### DIRECTIONS FOR THIS TASK
Reproduce the records. Keep every word exact and include no images.

### RECORD LIST
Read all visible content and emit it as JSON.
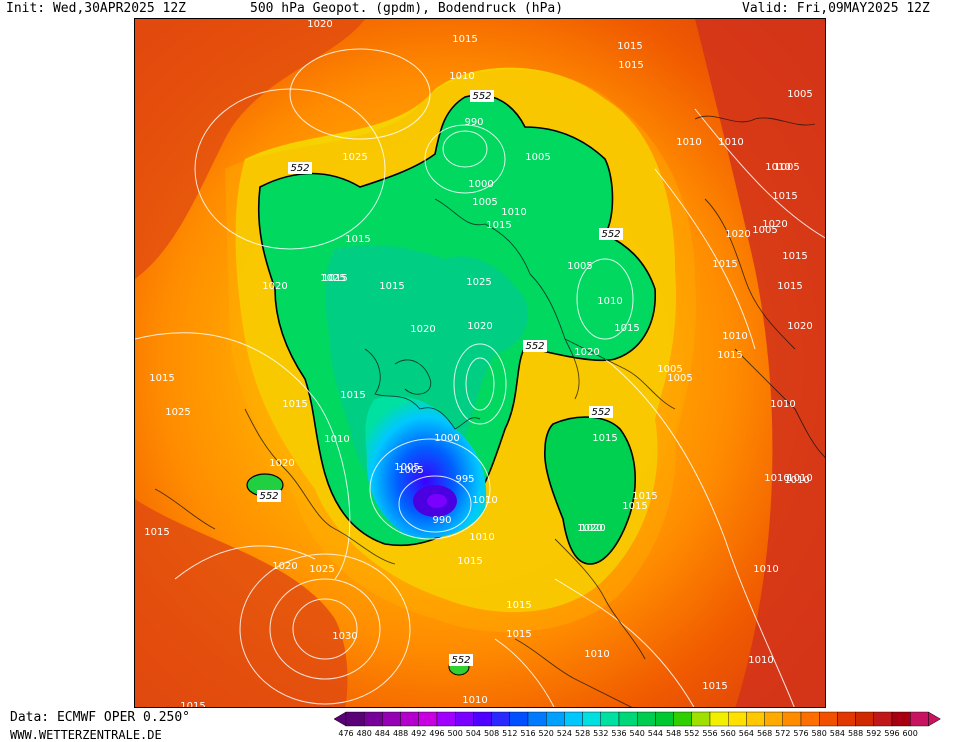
{
  "header": {
    "init": "Init: Wed,30APR2025 12Z",
    "title": "500 hPa Geopot. (gpdm), Bodendruck (hPa)",
    "valid": "Valid: Fri,09MAY2025 12Z"
  },
  "footer": {
    "source": "Data: ECMWF OPER 0.250°",
    "website": "WWW.WETTERZENTRALE.DE"
  },
  "map": {
    "pressure_labels": [
      "1020",
      "1015",
      "1015",
      "1010",
      "1005",
      "1025",
      "1015",
      "1010",
      "1010",
      "1005",
      "990",
      "1005",
      "1000",
      "1005",
      "1010",
      "1015",
      "1010",
      "1005",
      "1015",
      "1020",
      "1015",
      "1015",
      "1025",
      "1005",
      "1010",
      "1015",
      "1020",
      "1015",
      "1025",
      "1020",
      "1010",
      "1020",
      "1015",
      "1020",
      "1025",
      "1015",
      "1015",
      "1015",
      "1020",
      "1005",
      "1010",
      "1015",
      "1020",
      "1010",
      "1010",
      "1005",
      "1000",
      "1005",
      "1010",
      "1015",
      "1015",
      "995",
      "990",
      "1010",
      "1015",
      "1020",
      "1015",
      "1010",
      "1015",
      "1020",
      "1015",
      "1005",
      "1015",
      "1015",
      "1025",
      "1020",
      "1030",
      "1015",
      "1010",
      "1015",
      "1010",
      "1010",
      "1010",
      "1010",
      "1015",
      "1020"
    ],
    "geopotential_labels": [
      "552",
      "552",
      "552",
      "552",
      "552",
      "552",
      "552"
    ]
  },
  "colorbar": {
    "ticks": [
      "476",
      "480",
      "484",
      "488",
      "492",
      "496",
      "500",
      "504",
      "508",
      "512",
      "516",
      "520",
      "524",
      "528",
      "532",
      "536",
      "540",
      "544",
      "548",
      "552",
      "556",
      "560",
      "564",
      "568",
      "572",
      "576",
      "580",
      "584",
      "588",
      "592",
      "596",
      "600"
    ],
    "colors": [
      "#5a0078",
      "#78009a",
      "#9600b4",
      "#b400cc",
      "#c800e0",
      "#a000ff",
      "#7a00ff",
      "#5000ff",
      "#2a2aff",
      "#0050ff",
      "#007aff",
      "#00a0ff",
      "#00c8ff",
      "#00e0e0",
      "#00e0a0",
      "#00d878",
      "#00cc50",
      "#00c830",
      "#30d000",
      "#a0e000",
      "#f0f000",
      "#ffe000",
      "#ffc800",
      "#ffaa00",
      "#ff8c00",
      "#ff6e00",
      "#f05000",
      "#e03800",
      "#d02800",
      "#c01818",
      "#a80010",
      "#c81460"
    ]
  }
}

### RESPONSE BELOW
Read all visible content and emit it as JSON.
{
  "header": {
    "init": "Init: Wed,30APR2025 12Z",
    "title": "500 hPa Geopot. (gpdm), Bodendruck (hPa)",
    "valid": "Valid: Fri,09MAY2025 12Z"
  },
  "footer": {
    "source": "Data: ECMWF OPER 0.250°",
    "website": "WWW.WETTERZENTRALE.DE"
  },
  "map": {
    "pressure_labels": [
      "1020",
      "1015",
      "1015",
      "1010",
      "1005",
      "1025",
      "1015",
      "1010",
      "1010",
      "1005",
      "990",
      "1005",
      "1000",
      "1005",
      "1010",
      "1015",
      "1010",
      "1005",
      "1015",
      "1020",
      "1015",
      "1015",
      "1025",
      "1005",
      "1010",
      "1015",
      "1020",
      "1015",
      "1025",
      "1020",
      "1010",
      "1020",
      "1015",
      "1020",
      "1025",
      "1015",
      "1015",
      "1015",
      "1020",
      "1005",
      "1010",
      "1015",
      "1020",
      "1010",
      "1010",
      "1005",
      "1000",
      "1005",
      "1010",
      "1015",
      "1015",
      "995",
      "990",
      "1010",
      "1015",
      "1020",
      "1015",
      "1010",
      "1015",
      "1020",
      "1015",
      "1005",
      "1015",
      "1015",
      "1025",
      "1020",
      "1030",
      "1015",
      "1010",
      "1015",
      "1010",
      "1010",
      "1010",
      "1010",
      "1015",
      "1020"
    ],
    "geopotential_labels": [
      "552",
      "552",
      "552",
      "552",
      "552",
      "552",
      "552"
    ]
  },
  "colorbar": {
    "ticks": [
      "476",
      "480",
      "484",
      "488",
      "492",
      "496",
      "500",
      "504",
      "508",
      "512",
      "516",
      "520",
      "524",
      "528",
      "532",
      "536",
      "540",
      "544",
      "548",
      "552",
      "556",
      "560",
      "564",
      "568",
      "572",
      "576",
      "580",
      "584",
      "588",
      "592",
      "596",
      "600"
    ],
    "colors": [
      "#5a0078",
      "#78009a",
      "#9600b4",
      "#b400cc",
      "#c800e0",
      "#a000ff",
      "#7a00ff",
      "#5000ff",
      "#2a2aff",
      "#0050ff",
      "#007aff",
      "#00a0ff",
      "#00c8ff",
      "#00e0e0",
      "#00e0a0",
      "#00d878",
      "#00cc50",
      "#00c830",
      "#30d000",
      "#a0e000",
      "#f0f000",
      "#ffe000",
      "#ffc800",
      "#ffaa00",
      "#ff8c00",
      "#ff6e00",
      "#f05000",
      "#e03800",
      "#d02800",
      "#c01818",
      "#a80010",
      "#c81460"
    ]
  }
}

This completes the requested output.